§ Exercise instructions
Omit all images. Transcribe the rest of the material below exactly.

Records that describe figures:
— Start —
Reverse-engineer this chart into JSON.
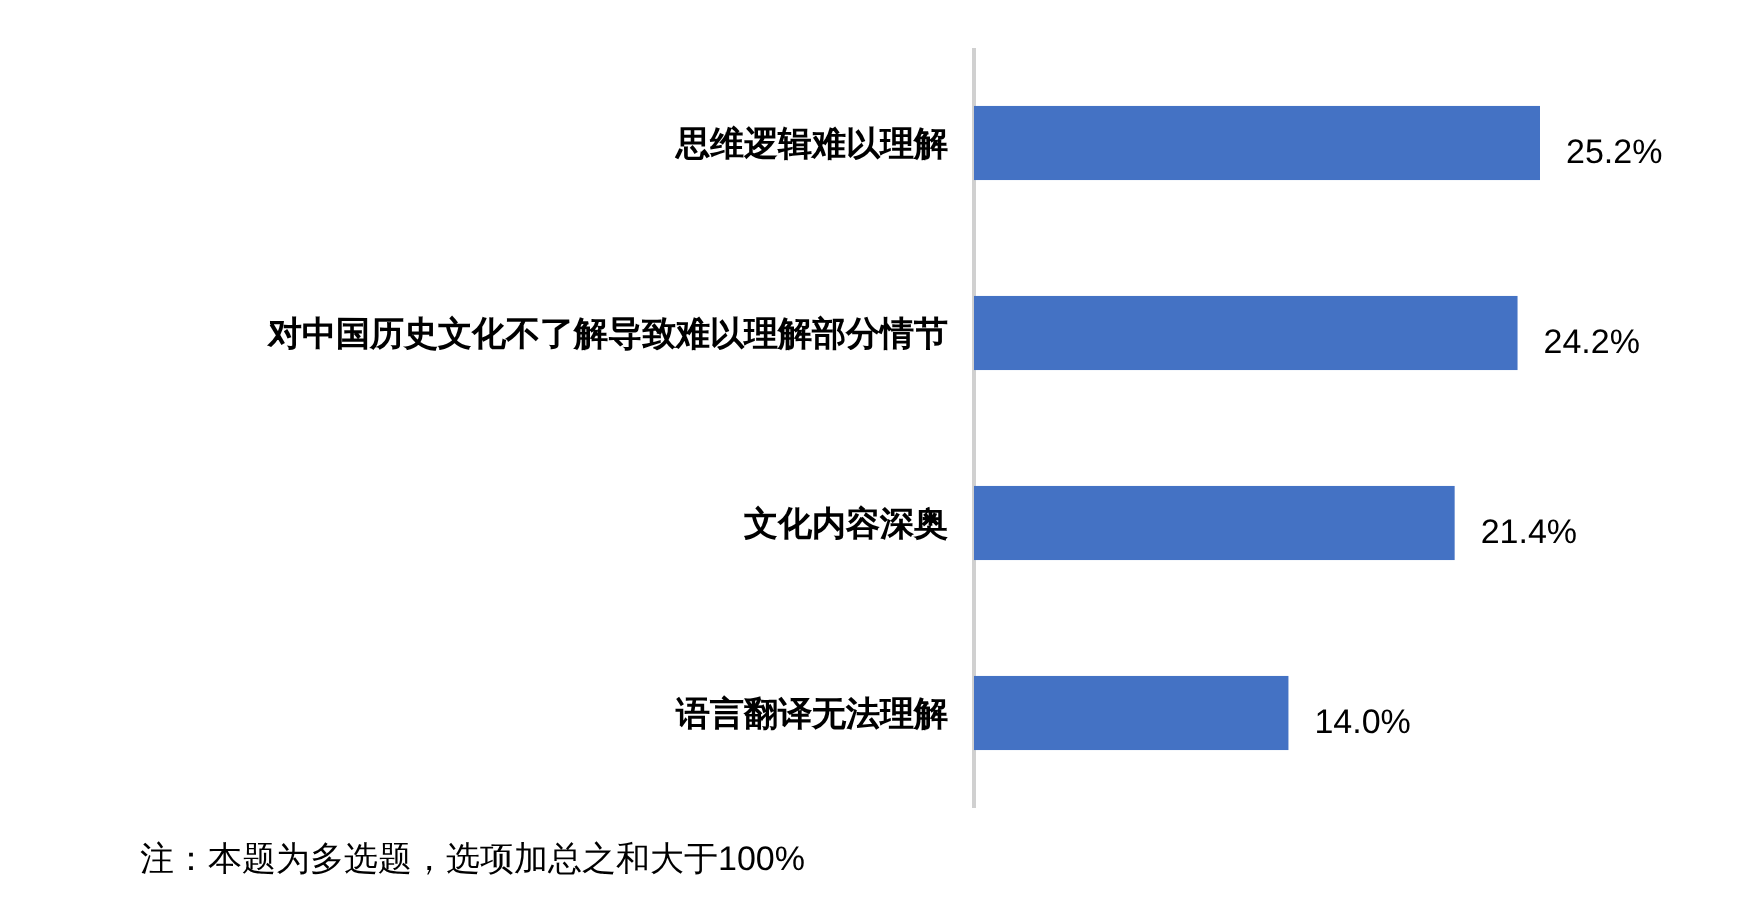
{
  "chart_data": {
    "type": "bar",
    "orientation": "horizontal",
    "categories": [
      "思维逻辑难以理解",
      "对中国历史文化不了解导致难以理解部分情节",
      "文化内容深奥",
      "语言翻译无法理解"
    ],
    "values": [
      25.2,
      24.2,
      21.4,
      14.0
    ],
    "value_labels": [
      "25.2%",
      "24.2%",
      "21.4%",
      "14.0%"
    ],
    "color": "#4472c4",
    "annotations": [
      "注：本题为多选题，选项加总之和大于100%"
    ]
  }
}
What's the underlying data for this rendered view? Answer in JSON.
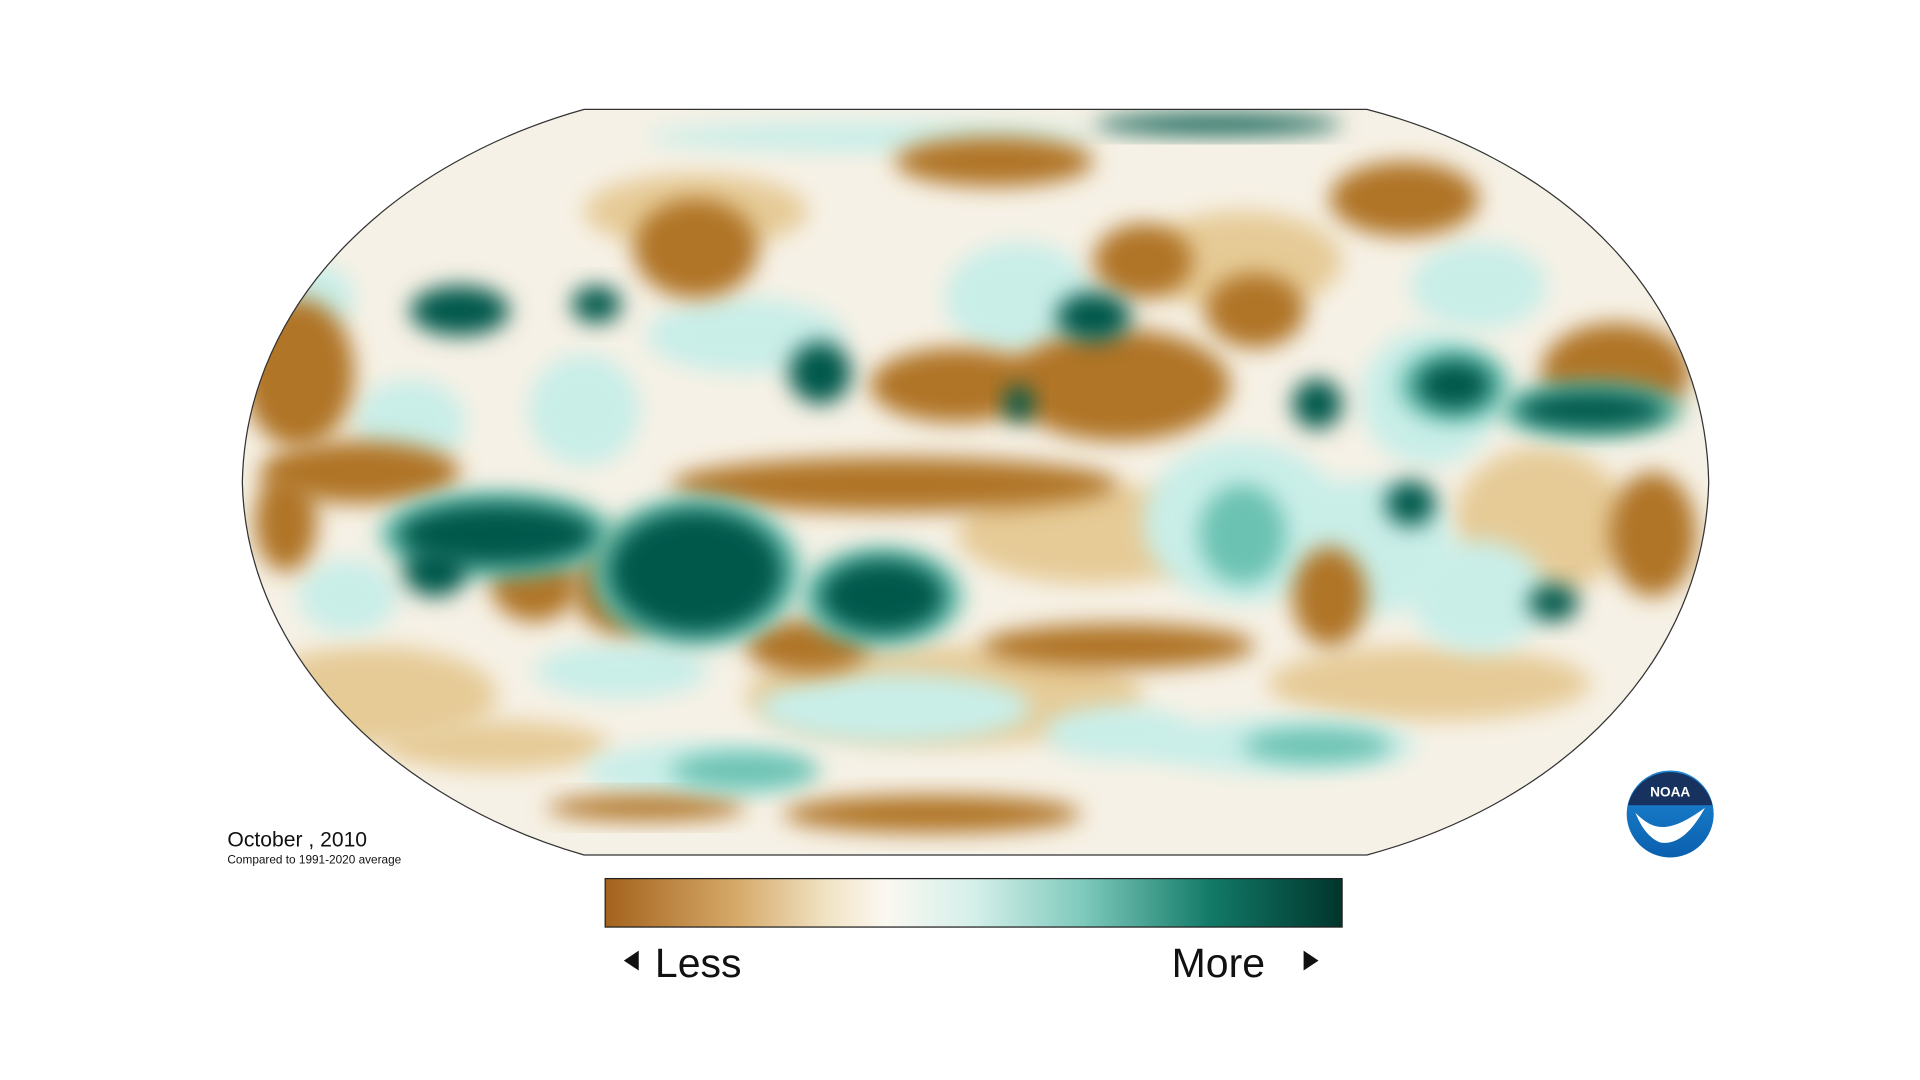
{
  "map": {
    "title": "October , 2010",
    "subtitle": "Compared to 1991-2020 average",
    "legend": {
      "low_label": "Less",
      "high_label": "More"
    },
    "logo": "NOAA"
  }
}
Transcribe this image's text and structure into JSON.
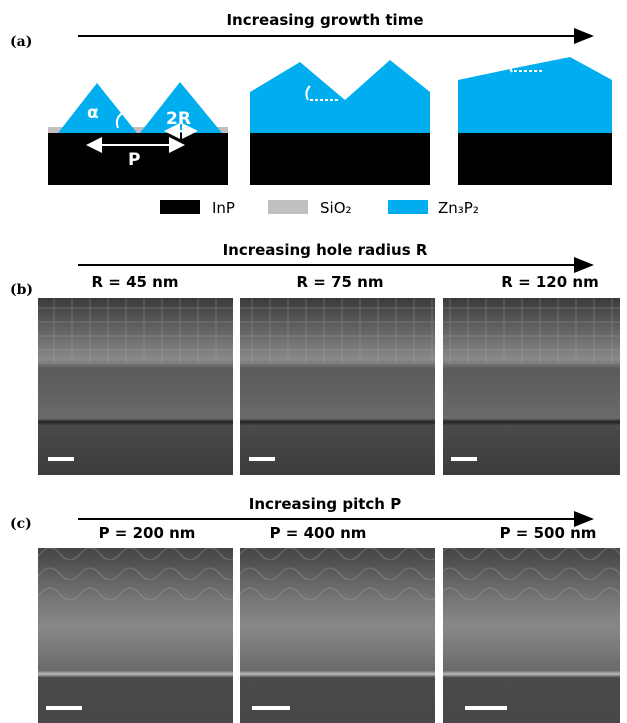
{
  "panel_a": {
    "label": "(a)",
    "arrow_title": "Increasing growth time",
    "angle_label": "α",
    "radius_label": "2R",
    "pitch_label": "P",
    "legend": [
      "InP",
      "SiO₂",
      "Zn₃P₂"
    ]
  },
  "panel_b": {
    "label": "(b)",
    "arrow_title": "Increasing hole radius R",
    "images": [
      "R = 45 nm",
      "R = 75 nm",
      "R = 120 nm"
    ]
  },
  "panel_c": {
    "label": "(c)",
    "arrow_title": "Increasing pitch P",
    "images": [
      "P = 200 nm",
      "P = 400 nm",
      "P = 500 nm"
    ]
  }
}
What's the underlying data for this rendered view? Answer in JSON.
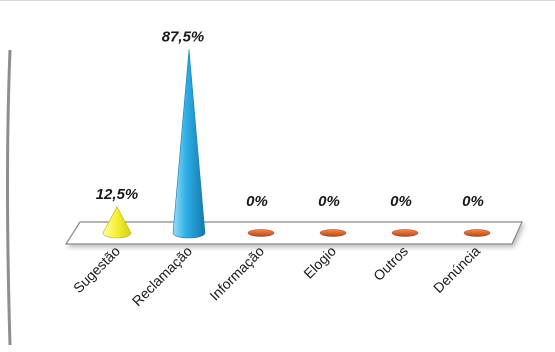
{
  "chart_data": {
    "type": "bar",
    "categories": [
      "Sugestão",
      "Reclamação",
      "Informação",
      "Elogio",
      "Outros",
      "Denúncia"
    ],
    "values": [
      12.5,
      87.5,
      0,
      0,
      0,
      0
    ],
    "value_labels": [
      "12,5%",
      "87,5%",
      "0%",
      "0%",
      "0%",
      "0%"
    ],
    "ylim": [
      0,
      100
    ],
    "grid": false,
    "legend": "none",
    "colors": {
      "Sugestão": "#f3ef2a",
      "Reclamação": "#27a6dc",
      "Informação": "#d4622a",
      "Elogio": "#d4622a",
      "Outros": "#d4622a",
      "Denúncia": "#d4622a"
    },
    "icons": {
      "Sugestão": "cone",
      "Reclamação": "cone",
      "Informação": "flat-disc",
      "Elogio": "flat-disc",
      "Outros": "flat-disc",
      "Denúncia": "flat-disc"
    }
  }
}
— End —
§ Reply
Reverse-engineer this chart into JSON.
{
  "chart_data": {
    "type": "bar",
    "orientation": "horizontal",
    "categories": [
      "思维逻辑难以理解",
      "对中国历史文化不了解导致难以理解部分情节",
      "文化内容深奥",
      "语言翻译无法理解"
    ],
    "values": [
      25.2,
      24.2,
      21.4,
      14.0
    ],
    "value_labels": [
      "25.2%",
      "24.2%",
      "21.4%",
      "14.0%"
    ],
    "color": "#4472c4",
    "annotations": [
      "注：本题为多选题，选项加总之和大于100%"
    ]
  }
}
What's the underlying data for this rendered view? Answer in JSON.
{
  "map": {
    "title": "October , 2010",
    "subtitle": "Compared to 1991-2020 average",
    "legend": {
      "low_label": "Less",
      "high_label": "More"
    },
    "logo": "NOAA"
  }
}
Transcribe this image's text and structure into JSON.
{
  "panel_a": {
    "label": "(a)",
    "arrow_title": "Increasing growth time",
    "angle_label": "α",
    "radius_label": "2R",
    "pitch_label": "P",
    "legend": [
      "InP",
      "SiO₂",
      "Zn₃P₂"
    ]
  },
  "panel_b": {
    "label": "(b)",
    "arrow_title": "Increasing hole radius R",
    "images": [
      "R = 45 nm",
      "R = 75 nm",
      "R = 120 nm"
    ]
  },
  "panel_c": {
    "label": "(c)",
    "arrow_title": "Increasing pitch P",
    "images": [
      "P = 200 nm",
      "P = 400 nm",
      "P = 500 nm"
    ]
  }
}
What's the underlying data for this rendered view? Answer in JSON.
{
  "chart_data": {
    "type": "bar",
    "categories": [
      "Sugestão",
      "Reclamação",
      "Informação",
      "Elogio",
      "Outros",
      "Denúncia"
    ],
    "values": [
      12.5,
      87.5,
      0,
      0,
      0,
      0
    ],
    "value_labels": [
      "12,5%",
      "87,5%",
      "0%",
      "0%",
      "0%",
      "0%"
    ],
    "ylim": [
      0,
      100
    ],
    "grid": false,
    "legend": "none",
    "colors": {
      "Sugestão": "#f3ef2a",
      "Reclamação": "#27a6dc",
      "Informação": "#d4622a",
      "Elogio": "#d4622a",
      "Outros": "#d4622a",
      "Denúncia": "#d4622a"
    },
    "icons": {
      "Sugestão": "cone",
      "Reclamação": "cone",
      "Informação": "flat-disc",
      "Elogio": "flat-disc",
      "Outros": "flat-disc",
      "Denúncia": "flat-disc"
    }
  }
}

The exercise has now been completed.